--- Start Data section ---

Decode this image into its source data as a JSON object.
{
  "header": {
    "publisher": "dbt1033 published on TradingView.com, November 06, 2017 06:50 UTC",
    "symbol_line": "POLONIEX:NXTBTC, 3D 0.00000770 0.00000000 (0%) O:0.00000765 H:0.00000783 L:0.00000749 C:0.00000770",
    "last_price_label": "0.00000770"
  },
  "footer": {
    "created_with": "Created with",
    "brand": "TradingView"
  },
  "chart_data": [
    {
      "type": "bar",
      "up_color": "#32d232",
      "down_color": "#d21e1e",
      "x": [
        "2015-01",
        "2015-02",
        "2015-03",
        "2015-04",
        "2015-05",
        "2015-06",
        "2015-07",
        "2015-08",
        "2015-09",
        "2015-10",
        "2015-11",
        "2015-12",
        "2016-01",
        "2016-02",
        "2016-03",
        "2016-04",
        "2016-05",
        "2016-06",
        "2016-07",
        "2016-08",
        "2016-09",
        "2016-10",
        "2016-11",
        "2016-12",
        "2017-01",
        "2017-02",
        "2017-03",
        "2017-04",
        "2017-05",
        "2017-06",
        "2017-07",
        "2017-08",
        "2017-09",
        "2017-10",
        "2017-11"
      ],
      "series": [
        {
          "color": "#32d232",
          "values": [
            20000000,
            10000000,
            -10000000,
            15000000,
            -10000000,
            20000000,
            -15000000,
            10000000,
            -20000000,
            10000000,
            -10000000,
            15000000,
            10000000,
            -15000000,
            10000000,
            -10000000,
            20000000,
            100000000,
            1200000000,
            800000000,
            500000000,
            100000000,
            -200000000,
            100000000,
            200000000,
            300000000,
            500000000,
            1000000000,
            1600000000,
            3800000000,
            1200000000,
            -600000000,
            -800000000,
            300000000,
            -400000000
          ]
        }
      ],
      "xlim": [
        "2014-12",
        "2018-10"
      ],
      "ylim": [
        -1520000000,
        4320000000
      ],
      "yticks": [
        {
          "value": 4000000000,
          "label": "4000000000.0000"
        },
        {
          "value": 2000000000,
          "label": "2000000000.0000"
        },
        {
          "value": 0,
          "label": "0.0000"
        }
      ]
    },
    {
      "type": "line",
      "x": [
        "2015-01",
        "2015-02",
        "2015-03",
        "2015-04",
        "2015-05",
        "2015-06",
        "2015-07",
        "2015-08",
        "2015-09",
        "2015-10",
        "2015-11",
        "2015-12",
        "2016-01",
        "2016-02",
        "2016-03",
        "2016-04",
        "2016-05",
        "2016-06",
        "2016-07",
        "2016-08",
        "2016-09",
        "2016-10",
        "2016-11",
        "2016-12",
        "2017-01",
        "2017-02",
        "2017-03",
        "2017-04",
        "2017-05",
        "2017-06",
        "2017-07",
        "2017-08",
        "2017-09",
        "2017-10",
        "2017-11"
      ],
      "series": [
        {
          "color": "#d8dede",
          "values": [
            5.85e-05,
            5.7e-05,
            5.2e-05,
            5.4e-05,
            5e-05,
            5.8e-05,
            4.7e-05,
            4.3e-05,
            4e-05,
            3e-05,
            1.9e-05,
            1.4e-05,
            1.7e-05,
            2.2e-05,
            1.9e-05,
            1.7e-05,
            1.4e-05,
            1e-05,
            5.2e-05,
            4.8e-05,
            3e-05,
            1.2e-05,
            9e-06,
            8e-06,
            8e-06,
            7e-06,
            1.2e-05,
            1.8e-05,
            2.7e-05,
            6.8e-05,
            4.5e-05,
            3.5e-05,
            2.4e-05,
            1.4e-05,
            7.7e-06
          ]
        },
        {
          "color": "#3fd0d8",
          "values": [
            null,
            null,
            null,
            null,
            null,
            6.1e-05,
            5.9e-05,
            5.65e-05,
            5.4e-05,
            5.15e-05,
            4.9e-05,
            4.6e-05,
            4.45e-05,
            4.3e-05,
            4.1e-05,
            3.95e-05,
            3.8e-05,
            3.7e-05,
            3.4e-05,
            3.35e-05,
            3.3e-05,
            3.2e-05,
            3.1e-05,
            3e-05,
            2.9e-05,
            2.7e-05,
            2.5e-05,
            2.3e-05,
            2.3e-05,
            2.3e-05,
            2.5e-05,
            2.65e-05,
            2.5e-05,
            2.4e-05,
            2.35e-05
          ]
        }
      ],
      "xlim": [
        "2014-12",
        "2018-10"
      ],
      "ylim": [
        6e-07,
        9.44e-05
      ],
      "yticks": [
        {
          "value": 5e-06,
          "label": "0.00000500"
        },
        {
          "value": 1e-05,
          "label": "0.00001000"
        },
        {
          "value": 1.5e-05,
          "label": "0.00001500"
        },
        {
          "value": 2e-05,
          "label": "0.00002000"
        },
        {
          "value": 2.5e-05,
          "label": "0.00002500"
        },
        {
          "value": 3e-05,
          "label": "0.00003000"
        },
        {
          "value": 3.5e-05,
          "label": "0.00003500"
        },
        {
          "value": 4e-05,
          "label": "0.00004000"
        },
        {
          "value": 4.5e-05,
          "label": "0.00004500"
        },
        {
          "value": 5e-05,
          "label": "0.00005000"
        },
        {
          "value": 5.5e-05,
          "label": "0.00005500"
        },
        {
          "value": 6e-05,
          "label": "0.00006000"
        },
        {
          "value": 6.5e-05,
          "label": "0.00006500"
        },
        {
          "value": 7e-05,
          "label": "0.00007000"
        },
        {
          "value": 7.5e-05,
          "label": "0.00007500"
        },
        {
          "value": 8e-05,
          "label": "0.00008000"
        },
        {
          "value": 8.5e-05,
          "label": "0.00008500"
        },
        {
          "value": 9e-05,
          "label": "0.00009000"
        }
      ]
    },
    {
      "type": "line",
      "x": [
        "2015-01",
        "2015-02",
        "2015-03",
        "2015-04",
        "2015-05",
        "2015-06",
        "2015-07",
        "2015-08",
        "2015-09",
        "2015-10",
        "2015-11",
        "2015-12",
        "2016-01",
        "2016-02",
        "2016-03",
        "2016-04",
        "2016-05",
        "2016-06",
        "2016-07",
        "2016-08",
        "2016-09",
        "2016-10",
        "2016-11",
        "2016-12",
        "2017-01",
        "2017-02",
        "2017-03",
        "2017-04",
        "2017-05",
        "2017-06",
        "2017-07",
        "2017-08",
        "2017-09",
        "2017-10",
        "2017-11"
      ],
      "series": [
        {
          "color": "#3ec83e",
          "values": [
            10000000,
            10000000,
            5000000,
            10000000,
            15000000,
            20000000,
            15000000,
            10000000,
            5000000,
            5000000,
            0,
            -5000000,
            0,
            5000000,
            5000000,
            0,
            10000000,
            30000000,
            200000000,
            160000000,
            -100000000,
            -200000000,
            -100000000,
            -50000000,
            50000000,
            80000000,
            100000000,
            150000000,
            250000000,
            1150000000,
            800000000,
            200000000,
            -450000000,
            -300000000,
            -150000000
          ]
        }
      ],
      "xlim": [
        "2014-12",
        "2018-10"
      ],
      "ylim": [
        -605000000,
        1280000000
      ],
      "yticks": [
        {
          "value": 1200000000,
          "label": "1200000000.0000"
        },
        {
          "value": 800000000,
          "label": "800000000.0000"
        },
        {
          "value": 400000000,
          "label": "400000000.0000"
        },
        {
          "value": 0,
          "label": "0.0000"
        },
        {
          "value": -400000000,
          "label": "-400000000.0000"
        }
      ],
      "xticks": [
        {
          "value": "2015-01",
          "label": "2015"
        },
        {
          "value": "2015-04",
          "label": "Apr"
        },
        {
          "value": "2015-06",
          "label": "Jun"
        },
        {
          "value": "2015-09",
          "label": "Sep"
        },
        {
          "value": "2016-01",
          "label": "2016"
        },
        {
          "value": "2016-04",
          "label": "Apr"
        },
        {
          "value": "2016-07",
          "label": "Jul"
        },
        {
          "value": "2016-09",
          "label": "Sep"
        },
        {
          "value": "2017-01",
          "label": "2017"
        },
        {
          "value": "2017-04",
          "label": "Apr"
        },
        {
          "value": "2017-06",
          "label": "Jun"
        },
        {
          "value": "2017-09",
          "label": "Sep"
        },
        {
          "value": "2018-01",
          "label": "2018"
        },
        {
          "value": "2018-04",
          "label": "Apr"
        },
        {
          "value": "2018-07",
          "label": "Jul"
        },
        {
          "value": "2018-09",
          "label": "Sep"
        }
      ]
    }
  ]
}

--- End Data section ---

* [Exercise requirements]: Take each line of the material that contains the word "TradingView" and list it.

* [Response for this exercise]:
    "publisher": "dbt1033 published on TradingView.com, November 06, 2017 06:50 UTC",
    "brand": "TradingView"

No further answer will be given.